• Task goal:
Pull every line of the entries that has the word "name".

• Supplied records:
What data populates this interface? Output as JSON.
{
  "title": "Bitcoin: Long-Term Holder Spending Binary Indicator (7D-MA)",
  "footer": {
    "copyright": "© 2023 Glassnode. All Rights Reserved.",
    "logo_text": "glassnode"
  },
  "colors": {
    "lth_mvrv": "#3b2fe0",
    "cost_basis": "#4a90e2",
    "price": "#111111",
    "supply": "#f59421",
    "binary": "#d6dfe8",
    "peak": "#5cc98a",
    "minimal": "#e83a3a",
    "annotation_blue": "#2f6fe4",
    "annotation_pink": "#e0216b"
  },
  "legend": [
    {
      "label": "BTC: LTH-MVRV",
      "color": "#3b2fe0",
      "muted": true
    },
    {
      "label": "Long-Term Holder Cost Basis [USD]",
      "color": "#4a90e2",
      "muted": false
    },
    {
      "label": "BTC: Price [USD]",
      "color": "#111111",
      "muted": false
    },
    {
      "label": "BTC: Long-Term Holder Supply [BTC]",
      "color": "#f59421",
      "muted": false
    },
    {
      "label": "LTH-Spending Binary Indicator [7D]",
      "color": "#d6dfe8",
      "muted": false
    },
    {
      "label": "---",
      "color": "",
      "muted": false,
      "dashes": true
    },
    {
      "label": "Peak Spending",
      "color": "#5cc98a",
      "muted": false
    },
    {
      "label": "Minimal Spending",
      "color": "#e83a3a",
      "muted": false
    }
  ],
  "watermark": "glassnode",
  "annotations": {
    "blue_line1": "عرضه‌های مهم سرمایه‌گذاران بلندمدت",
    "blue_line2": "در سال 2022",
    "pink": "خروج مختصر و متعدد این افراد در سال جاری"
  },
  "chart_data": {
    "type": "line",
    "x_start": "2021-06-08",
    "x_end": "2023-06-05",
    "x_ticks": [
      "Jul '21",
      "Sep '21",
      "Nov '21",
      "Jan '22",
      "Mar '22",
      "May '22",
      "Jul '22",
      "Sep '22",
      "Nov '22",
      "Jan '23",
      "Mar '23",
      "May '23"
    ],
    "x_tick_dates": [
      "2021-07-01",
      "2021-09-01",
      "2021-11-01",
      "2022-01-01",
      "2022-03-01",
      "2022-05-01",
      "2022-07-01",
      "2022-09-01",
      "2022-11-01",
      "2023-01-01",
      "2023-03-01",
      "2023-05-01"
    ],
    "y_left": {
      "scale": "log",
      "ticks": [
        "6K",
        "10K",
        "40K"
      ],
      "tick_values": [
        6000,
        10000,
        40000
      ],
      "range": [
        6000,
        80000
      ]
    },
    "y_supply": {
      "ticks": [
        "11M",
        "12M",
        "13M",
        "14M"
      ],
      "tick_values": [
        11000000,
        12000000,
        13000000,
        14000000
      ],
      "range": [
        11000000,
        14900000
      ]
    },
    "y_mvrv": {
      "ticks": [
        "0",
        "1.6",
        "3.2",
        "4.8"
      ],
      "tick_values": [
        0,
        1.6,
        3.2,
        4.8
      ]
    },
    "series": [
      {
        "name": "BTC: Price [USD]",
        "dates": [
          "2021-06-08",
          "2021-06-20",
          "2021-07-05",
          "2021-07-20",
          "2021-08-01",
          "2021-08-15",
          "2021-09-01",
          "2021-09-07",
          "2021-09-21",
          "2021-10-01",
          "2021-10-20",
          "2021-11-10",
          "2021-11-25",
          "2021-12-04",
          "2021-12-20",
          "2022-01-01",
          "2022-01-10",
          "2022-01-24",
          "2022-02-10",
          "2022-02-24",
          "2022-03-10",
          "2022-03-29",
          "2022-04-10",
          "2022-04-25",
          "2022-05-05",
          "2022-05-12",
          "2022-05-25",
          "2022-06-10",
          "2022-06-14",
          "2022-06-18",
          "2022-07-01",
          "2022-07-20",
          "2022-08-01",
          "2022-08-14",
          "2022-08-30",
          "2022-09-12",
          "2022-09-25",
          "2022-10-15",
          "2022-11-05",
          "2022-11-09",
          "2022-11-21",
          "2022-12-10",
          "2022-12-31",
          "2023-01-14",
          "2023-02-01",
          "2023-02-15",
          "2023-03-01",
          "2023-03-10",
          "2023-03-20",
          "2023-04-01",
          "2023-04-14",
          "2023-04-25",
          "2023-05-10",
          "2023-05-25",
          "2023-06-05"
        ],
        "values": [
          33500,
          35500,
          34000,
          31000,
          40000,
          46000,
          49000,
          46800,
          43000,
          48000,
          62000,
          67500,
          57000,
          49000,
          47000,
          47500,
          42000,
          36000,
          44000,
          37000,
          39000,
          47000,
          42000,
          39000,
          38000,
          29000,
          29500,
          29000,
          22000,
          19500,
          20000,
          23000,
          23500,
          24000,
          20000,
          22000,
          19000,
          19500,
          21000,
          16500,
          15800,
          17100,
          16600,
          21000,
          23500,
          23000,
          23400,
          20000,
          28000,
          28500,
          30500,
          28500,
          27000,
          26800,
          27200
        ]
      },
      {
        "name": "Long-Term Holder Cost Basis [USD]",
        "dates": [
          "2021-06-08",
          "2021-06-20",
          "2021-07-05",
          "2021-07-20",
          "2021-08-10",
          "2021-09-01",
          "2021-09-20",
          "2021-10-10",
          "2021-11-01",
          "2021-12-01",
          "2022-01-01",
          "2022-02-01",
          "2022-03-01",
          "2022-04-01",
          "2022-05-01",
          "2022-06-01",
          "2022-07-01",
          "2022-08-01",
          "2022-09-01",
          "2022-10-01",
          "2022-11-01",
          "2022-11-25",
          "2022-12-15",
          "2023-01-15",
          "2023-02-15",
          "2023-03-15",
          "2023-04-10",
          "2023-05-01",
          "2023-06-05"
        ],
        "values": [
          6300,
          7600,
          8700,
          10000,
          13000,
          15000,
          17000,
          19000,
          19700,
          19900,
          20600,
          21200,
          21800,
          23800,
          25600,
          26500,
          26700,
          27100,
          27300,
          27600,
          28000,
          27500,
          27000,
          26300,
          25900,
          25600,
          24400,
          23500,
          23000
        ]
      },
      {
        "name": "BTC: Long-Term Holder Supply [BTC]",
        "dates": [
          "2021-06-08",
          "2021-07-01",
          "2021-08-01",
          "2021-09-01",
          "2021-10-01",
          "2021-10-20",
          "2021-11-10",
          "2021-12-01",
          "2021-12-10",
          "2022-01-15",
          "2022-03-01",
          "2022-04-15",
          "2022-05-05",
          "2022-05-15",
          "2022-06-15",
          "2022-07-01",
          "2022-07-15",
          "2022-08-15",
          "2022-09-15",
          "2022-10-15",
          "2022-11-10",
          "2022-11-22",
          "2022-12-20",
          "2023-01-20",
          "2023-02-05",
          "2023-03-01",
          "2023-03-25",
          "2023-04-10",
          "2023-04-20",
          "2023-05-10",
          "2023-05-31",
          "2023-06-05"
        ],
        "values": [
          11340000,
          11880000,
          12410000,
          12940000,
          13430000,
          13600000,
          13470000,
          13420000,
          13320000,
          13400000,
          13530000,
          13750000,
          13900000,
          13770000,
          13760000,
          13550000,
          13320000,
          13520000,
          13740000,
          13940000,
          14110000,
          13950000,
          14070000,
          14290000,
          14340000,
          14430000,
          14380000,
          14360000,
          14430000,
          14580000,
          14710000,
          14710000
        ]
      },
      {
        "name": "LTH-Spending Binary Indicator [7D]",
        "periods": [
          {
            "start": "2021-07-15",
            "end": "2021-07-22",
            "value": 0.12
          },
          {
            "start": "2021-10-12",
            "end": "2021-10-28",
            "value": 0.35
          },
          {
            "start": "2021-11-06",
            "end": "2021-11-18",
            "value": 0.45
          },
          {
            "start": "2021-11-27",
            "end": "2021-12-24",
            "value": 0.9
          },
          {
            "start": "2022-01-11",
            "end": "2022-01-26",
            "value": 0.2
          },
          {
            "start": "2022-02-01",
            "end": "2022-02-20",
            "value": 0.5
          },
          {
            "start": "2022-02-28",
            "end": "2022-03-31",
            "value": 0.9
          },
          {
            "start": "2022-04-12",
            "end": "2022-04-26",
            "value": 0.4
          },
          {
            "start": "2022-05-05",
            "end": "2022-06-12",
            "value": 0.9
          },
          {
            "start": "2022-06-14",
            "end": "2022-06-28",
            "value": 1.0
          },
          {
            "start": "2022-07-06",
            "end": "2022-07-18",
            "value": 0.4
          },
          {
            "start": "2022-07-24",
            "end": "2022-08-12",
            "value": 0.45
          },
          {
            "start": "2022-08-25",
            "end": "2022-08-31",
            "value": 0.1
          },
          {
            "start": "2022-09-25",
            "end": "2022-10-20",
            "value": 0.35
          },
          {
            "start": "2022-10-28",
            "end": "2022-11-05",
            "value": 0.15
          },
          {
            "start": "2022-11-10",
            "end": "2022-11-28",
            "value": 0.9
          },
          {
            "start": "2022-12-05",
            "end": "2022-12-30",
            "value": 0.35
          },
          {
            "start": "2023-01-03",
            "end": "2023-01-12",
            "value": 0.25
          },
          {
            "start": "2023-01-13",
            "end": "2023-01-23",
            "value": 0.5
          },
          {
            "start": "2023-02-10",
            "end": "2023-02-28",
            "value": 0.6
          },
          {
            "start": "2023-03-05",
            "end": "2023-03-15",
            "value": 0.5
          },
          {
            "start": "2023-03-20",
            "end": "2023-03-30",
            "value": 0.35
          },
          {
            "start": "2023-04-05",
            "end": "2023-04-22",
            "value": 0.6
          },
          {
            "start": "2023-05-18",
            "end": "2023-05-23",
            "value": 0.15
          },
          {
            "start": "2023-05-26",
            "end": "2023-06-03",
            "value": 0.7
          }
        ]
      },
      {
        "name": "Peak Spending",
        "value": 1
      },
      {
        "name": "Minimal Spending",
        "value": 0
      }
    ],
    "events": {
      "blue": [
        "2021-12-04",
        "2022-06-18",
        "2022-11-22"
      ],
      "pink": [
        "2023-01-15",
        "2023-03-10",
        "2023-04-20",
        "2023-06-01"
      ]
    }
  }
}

• Solution to this exercise:
        "name": "BTC: Price [USD]",
        "name": "Long-Term Holder Cost Basis [USD]",
        "name": "BTC: Long-Term Holder Supply [BTC]",
        "name": "LTH-Spending Binary Indicator [7D]",
        "name": "Peak Spending",
        "name": "Minimal Spending",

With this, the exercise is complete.